[Start]

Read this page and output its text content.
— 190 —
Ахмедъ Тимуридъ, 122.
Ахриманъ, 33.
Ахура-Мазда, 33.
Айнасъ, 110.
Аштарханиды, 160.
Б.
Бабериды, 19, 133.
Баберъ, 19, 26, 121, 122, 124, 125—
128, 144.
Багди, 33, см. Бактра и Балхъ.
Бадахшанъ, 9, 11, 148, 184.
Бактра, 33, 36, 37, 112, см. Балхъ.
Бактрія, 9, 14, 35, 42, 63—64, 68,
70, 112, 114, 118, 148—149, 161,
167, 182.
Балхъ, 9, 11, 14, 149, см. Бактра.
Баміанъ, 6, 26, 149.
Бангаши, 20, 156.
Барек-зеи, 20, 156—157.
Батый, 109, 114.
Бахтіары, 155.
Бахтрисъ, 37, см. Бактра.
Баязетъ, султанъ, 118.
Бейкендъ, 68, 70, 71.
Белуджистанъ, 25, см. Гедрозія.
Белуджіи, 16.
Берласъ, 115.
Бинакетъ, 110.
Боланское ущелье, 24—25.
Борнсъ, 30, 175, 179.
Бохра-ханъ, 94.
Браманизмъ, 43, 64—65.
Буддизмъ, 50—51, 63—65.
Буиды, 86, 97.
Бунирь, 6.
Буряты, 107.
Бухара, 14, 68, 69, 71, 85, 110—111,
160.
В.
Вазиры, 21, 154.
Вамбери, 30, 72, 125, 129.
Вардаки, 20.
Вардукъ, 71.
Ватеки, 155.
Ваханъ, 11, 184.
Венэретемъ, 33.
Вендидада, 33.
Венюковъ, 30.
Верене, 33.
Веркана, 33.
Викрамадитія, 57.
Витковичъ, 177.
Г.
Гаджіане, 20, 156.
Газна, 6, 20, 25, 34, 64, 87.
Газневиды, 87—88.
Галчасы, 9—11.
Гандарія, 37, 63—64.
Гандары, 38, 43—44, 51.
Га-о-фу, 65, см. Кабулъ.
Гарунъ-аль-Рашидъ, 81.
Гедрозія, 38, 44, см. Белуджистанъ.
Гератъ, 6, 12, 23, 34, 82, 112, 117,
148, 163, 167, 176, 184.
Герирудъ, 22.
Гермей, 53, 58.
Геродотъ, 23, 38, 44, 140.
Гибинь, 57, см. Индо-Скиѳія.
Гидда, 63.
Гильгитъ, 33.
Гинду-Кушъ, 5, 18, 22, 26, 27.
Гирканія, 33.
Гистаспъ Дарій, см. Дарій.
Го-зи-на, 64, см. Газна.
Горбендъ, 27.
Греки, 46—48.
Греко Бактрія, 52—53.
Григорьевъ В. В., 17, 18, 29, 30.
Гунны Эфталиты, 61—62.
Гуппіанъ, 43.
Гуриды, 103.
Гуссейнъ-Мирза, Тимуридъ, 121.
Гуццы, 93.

[End]

#### Exercise instructions:
Return the material in full, exactly as shown.

#### Full answer:
Read this page and output its text content.
— 190 —
Ахмедъ Тимуридъ, 122.
Ахриманъ, 33.
Ахура-Мазда, 33.
Айнасъ, 110.
Аштарханиды, 160.
Б.
Бабериды, 19, 133.
Баберъ, 19, 26, 121, 122, 124, 125—
128, 144.
Багди, 33, см. Бактра и Балхъ.
Бадахшанъ, 9, 11, 148, 184.
Бактра, 33, 36, 37, 112, см. Балхъ.
Бактрія, 9, 14, 35, 42, 63—64, 68,
70, 112, 114, 118, 148—149, 161,
167, 182.
Балхъ, 9, 11, 14, 149, см. Бактра.
Баміанъ, 6, 26, 149.
Бангаши, 20, 156.
Барек-зеи, 20, 156—157.
Батый, 109, 114.
Бахтіары, 155.
Бахтрисъ, 37, см. Бактра.
Баязетъ, султанъ, 118.
Бейкендъ, 68, 70, 71.
Белуджистанъ, 25, см. Гедрозія.
Белуджіи, 16.
Берласъ, 115.
Бинакетъ, 110.
Боланское ущелье, 24—25.
Борнсъ, 30, 175, 179.
Бохра-ханъ, 94.
Браманизмъ, 43, 64—65.
Буддизмъ, 50—51, 63—65.
Буиды, 86, 97.
Бунирь, 6.
Буряты, 107.
Бухара, 14, 68, 69, 71, 85, 110—111,
160.
В.
Вазиры, 21, 154.
Вамбери, 30, 72, 125, 129.
Вардаки, 20.
Вардукъ, 71.
Ватеки, 155.
Ваханъ, 11, 184.
Венэретемъ, 33.
Вендидада, 33.
Венюковъ, 30.
Верене, 33.
Веркана, 33.
Викрамадитія, 57.
Витковичъ, 177.
Г.
Гаджіане, 20, 156.
Газна, 6, 20, 25, 34, 64, 87.
Газневиды, 87—88.
Галчасы, 9—11.
Гандарія, 37, 63—64.
Гандары, 38, 43—44, 51.
Га-о-фу, 65, см. Кабулъ.
Гарунъ-аль-Рашидъ, 81.
Гедрозія, 38, 44, см. Белуджистанъ.
Гератъ, 6, 12, 23, 34, 82, 112, 117,
148, 163, 167, 176, 184.
Герирудъ, 22.
Гермей, 53, 58.
Геродотъ, 23, 38, 44, 140.
Гибинь, 57, см. Индо-Скиѳія.
Гидда, 63.
Гильгитъ, 33.
Гинду-Кушъ, 5, 18, 22, 26, 27.
Гирканія, 33.
Гистаспъ Дарій, см. Дарій.
Го-зи-на, 64, см. Газна.
Горбендъ, 27.
Греки, 46—48.
Греко Бактрія, 52—53.
Григорьевъ В. В., 17, 18, 29, 30.
Гунны Эфталиты, 61—62.
Гуппіанъ, 43.
Гуриды, 103.
Гуссейнъ-Мирза, Тимуридъ, 121.
Гуццы, 93.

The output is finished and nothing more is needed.